- **The exercise**: Each entry must be given again exactly; images do not belong in the copy.

- **Rows**:
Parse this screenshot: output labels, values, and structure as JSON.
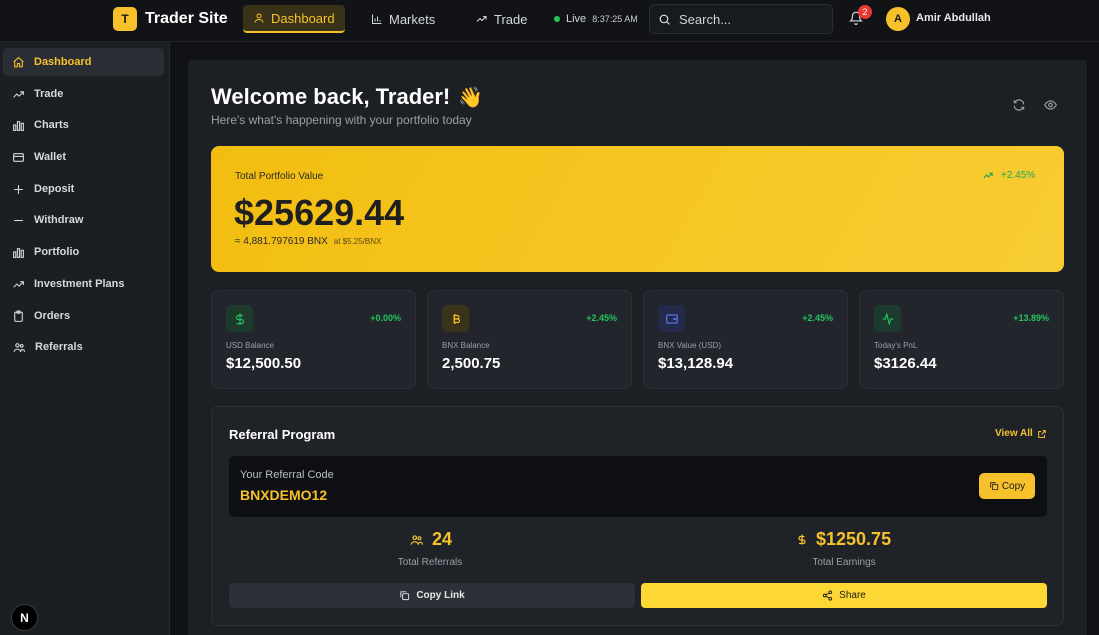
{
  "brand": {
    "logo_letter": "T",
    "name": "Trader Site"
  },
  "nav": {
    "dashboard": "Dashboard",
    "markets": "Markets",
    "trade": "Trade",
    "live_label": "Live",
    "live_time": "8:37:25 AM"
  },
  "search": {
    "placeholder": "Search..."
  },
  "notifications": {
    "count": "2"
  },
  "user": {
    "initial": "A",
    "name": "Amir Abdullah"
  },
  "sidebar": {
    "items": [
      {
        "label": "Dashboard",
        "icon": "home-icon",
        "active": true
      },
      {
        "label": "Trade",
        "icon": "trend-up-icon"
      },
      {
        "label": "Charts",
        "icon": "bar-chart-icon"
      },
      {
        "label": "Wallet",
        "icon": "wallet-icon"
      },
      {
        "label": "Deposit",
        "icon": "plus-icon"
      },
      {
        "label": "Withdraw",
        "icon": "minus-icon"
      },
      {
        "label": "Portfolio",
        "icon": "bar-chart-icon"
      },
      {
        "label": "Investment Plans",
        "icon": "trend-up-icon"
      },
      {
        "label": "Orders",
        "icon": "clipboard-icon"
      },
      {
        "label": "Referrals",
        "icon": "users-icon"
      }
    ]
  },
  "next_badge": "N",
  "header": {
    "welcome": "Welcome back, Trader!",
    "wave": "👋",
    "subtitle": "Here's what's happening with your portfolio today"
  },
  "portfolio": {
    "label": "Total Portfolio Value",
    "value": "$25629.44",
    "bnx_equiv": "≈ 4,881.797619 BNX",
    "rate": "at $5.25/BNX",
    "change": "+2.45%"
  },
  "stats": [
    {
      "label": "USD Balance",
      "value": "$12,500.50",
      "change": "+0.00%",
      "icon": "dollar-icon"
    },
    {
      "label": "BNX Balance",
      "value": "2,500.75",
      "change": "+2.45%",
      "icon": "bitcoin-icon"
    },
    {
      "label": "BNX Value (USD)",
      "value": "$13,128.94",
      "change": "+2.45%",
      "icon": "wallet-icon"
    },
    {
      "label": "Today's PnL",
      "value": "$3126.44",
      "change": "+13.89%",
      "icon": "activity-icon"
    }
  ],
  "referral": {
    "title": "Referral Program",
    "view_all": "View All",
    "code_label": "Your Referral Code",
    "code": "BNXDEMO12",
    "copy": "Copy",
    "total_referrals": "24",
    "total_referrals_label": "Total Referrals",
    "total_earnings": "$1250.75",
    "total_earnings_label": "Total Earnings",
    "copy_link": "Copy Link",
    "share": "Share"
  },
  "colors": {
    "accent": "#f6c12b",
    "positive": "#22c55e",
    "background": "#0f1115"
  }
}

- **Response to this exercise**:
Parse this screenshot: output labels, values, and structure as JSON.
{
  "brand": {
    "logo_letter": "T",
    "name": "Trader Site"
  },
  "nav": {
    "dashboard": "Dashboard",
    "markets": "Markets",
    "trade": "Trade",
    "live_label": "Live",
    "live_time": "8:37:25 AM"
  },
  "search": {
    "placeholder": "Search..."
  },
  "notifications": {
    "count": "2"
  },
  "user": {
    "initial": "A",
    "name": "Amir Abdullah"
  },
  "sidebar": {
    "items": [
      {
        "label": "Dashboard",
        "icon": "home-icon",
        "active": true
      },
      {
        "label": "Trade",
        "icon": "trend-up-icon"
      },
      {
        "label": "Charts",
        "icon": "bar-chart-icon"
      },
      {
        "label": "Wallet",
        "icon": "wallet-icon"
      },
      {
        "label": "Deposit",
        "icon": "plus-icon"
      },
      {
        "label": "Withdraw",
        "icon": "minus-icon"
      },
      {
        "label": "Portfolio",
        "icon": "bar-chart-icon"
      },
      {
        "label": "Investment Plans",
        "icon": "trend-up-icon"
      },
      {
        "label": "Orders",
        "icon": "clipboard-icon"
      },
      {
        "label": "Referrals",
        "icon": "users-icon"
      }
    ]
  },
  "next_badge": "N",
  "header": {
    "welcome": "Welcome back, Trader!",
    "wave": "👋",
    "subtitle": "Here's what's happening with your portfolio today"
  },
  "portfolio": {
    "label": "Total Portfolio Value",
    "value": "$25629.44",
    "bnx_equiv": "≈ 4,881.797619 BNX",
    "rate": "at $5.25/BNX",
    "change": "+2.45%"
  },
  "stats": [
    {
      "label": "USD Balance",
      "value": "$12,500.50",
      "change": "+0.00%",
      "icon": "dollar-icon"
    },
    {
      "label": "BNX Balance",
      "value": "2,500.75",
      "change": "+2.45%",
      "icon": "bitcoin-icon"
    },
    {
      "label": "BNX Value (USD)",
      "value": "$13,128.94",
      "change": "+2.45%",
      "icon": "wallet-icon"
    },
    {
      "label": "Today's PnL",
      "value": "$3126.44",
      "change": "+13.89%",
      "icon": "activity-icon"
    }
  ],
  "referral": {
    "title": "Referral Program",
    "view_all": "View All",
    "code_label": "Your Referral Code",
    "code": "BNXDEMO12",
    "copy": "Copy",
    "total_referrals": "24",
    "total_referrals_label": "Total Referrals",
    "total_earnings": "$1250.75",
    "total_earnings_label": "Total Earnings",
    "copy_link": "Copy Link",
    "share": "Share"
  },
  "colors": {
    "accent": "#f6c12b",
    "positive": "#22c55e",
    "background": "#0f1115"
  }
}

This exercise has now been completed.